Write out all entries word for word.
::: Records supplied
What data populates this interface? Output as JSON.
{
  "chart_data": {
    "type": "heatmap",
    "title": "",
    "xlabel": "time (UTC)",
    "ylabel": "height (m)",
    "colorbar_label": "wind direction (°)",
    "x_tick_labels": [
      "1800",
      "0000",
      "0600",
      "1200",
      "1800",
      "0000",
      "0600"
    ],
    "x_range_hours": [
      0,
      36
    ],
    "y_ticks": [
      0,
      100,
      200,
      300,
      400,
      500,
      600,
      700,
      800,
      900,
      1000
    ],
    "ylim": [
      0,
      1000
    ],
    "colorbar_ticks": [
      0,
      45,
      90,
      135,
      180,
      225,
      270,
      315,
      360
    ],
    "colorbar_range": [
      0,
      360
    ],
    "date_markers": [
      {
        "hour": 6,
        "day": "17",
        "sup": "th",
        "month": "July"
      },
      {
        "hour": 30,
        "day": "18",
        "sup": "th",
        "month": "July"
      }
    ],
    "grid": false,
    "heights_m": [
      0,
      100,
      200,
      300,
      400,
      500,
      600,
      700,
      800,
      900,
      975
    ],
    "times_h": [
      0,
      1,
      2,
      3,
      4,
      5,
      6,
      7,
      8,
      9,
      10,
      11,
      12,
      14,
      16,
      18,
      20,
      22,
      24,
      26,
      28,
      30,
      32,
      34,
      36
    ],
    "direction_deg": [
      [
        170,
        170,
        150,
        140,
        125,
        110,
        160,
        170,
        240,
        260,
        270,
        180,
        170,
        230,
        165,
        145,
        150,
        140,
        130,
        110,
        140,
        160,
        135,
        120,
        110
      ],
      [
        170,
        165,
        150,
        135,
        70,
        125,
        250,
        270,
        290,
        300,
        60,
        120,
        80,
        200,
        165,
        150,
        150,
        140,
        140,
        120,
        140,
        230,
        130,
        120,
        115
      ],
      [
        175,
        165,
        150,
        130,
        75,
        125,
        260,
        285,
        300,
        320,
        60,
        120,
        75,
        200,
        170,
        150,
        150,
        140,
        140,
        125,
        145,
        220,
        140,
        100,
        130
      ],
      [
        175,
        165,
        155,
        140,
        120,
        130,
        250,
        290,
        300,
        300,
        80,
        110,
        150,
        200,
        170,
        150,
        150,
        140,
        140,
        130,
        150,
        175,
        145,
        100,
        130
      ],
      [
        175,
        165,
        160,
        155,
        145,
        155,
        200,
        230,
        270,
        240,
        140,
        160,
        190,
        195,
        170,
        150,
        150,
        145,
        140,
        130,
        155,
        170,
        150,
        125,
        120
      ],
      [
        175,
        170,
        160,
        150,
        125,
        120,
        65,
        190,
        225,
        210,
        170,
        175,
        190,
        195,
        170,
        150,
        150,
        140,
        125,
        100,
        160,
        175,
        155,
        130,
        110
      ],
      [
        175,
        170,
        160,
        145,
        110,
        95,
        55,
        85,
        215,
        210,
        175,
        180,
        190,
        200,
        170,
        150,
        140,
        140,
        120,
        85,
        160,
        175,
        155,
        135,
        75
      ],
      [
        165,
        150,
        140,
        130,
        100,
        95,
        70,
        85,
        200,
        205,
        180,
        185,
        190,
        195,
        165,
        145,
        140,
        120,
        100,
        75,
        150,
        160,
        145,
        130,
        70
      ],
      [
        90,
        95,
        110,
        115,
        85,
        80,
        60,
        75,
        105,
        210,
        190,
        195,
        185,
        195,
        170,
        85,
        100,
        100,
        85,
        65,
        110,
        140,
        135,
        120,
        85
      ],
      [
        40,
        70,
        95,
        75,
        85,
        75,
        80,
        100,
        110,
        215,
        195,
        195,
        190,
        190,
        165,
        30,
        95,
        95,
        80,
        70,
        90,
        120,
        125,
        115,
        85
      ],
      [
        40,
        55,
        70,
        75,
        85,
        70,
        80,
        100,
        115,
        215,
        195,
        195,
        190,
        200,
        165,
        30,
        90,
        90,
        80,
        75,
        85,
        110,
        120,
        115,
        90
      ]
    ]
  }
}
::::::
The reply –
What data populates this interface? Output as JSON.
{
  "chart_data": {
    "type": "heatmap",
    "title": "",
    "xlabel": "time (UTC)",
    "ylabel": "height (m)",
    "colorbar_label": "wind direction (°)",
    "x_tick_labels": [
      "1800",
      "0000",
      "0600",
      "1200",
      "1800",
      "0000",
      "0600"
    ],
    "x_range_hours": [
      0,
      36
    ],
    "y_ticks": [
      0,
      100,
      200,
      300,
      400,
      500,
      600,
      700,
      800,
      900,
      1000
    ],
    "ylim": [
      0,
      1000
    ],
    "colorbar_ticks": [
      0,
      45,
      90,
      135,
      180,
      225,
      270,
      315,
      360
    ],
    "colorbar_range": [
      0,
      360
    ],
    "date_markers": [
      {
        "hour": 6,
        "day": "17",
        "sup": "th",
        "month": "July"
      },
      {
        "hour": 30,
        "day": "18",
        "sup": "th",
        "month": "July"
      }
    ],
    "grid": false,
    "heights_m": [
      0,
      100,
      200,
      300,
      400,
      500,
      600,
      700,
      800,
      900,
      975
    ],
    "times_h": [
      0,
      1,
      2,
      3,
      4,
      5,
      6,
      7,
      8,
      9,
      10,
      11,
      12,
      14,
      16,
      18,
      20,
      22,
      24,
      26,
      28,
      30,
      32,
      34,
      36
    ],
    "direction_deg": [
      [
        170,
        170,
        150,
        140,
        125,
        110,
        160,
        170,
        240,
        260,
        270,
        180,
        170,
        230,
        165,
        145,
        150,
        140,
        130,
        110,
        140,
        160,
        135,
        120,
        110
      ],
      [
        170,
        165,
        150,
        135,
        70,
        125,
        250,
        270,
        290,
        300,
        60,
        120,
        80,
        200,
        165,
        150,
        150,
        140,
        140,
        120,
        140,
        230,
        130,
        120,
        115
      ],
      [
        175,
        165,
        150,
        130,
        75,
        125,
        260,
        285,
        300,
        320,
        60,
        120,
        75,
        200,
        170,
        150,
        150,
        140,
        140,
        125,
        145,
        220,
        140,
        100,
        130
      ],
      [
        175,
        165,
        155,
        140,
        120,
        130,
        250,
        290,
        300,
        300,
        80,
        110,
        150,
        200,
        170,
        150,
        150,
        140,
        140,
        130,
        150,
        175,
        145,
        100,
        130
      ],
      [
        175,
        165,
        160,
        155,
        145,
        155,
        200,
        230,
        270,
        240,
        140,
        160,
        190,
        195,
        170,
        150,
        150,
        145,
        140,
        130,
        155,
        170,
        150,
        125,
        120
      ],
      [
        175,
        170,
        160,
        150,
        125,
        120,
        65,
        190,
        225,
        210,
        170,
        175,
        190,
        195,
        170,
        150,
        150,
        140,
        125,
        100,
        160,
        175,
        155,
        130,
        110
      ],
      [
        175,
        170,
        160,
        145,
        110,
        95,
        55,
        85,
        215,
        210,
        175,
        180,
        190,
        200,
        170,
        150,
        140,
        140,
        120,
        85,
        160,
        175,
        155,
        135,
        75
      ],
      [
        165,
        150,
        140,
        130,
        100,
        95,
        70,
        85,
        200,
        205,
        180,
        185,
        190,
        195,
        165,
        145,
        140,
        120,
        100,
        75,
        150,
        160,
        145,
        130,
        70
      ],
      [
        90,
        95,
        110,
        115,
        85,
        80,
        60,
        75,
        105,
        210,
        190,
        195,
        185,
        195,
        170,
        85,
        100,
        100,
        85,
        65,
        110,
        140,
        135,
        120,
        85
      ],
      [
        40,
        70,
        95,
        75,
        85,
        75,
        80,
        100,
        110,
        215,
        195,
        195,
        190,
        190,
        165,
        30,
        95,
        95,
        80,
        70,
        90,
        120,
        125,
        115,
        85
      ],
      [
        40,
        55,
        70,
        75,
        85,
        70,
        80,
        100,
        115,
        215,
        195,
        195,
        190,
        200,
        165,
        30,
        90,
        90,
        80,
        75,
        85,
        110,
        120,
        115,
        90
      ]
    ]
  }
}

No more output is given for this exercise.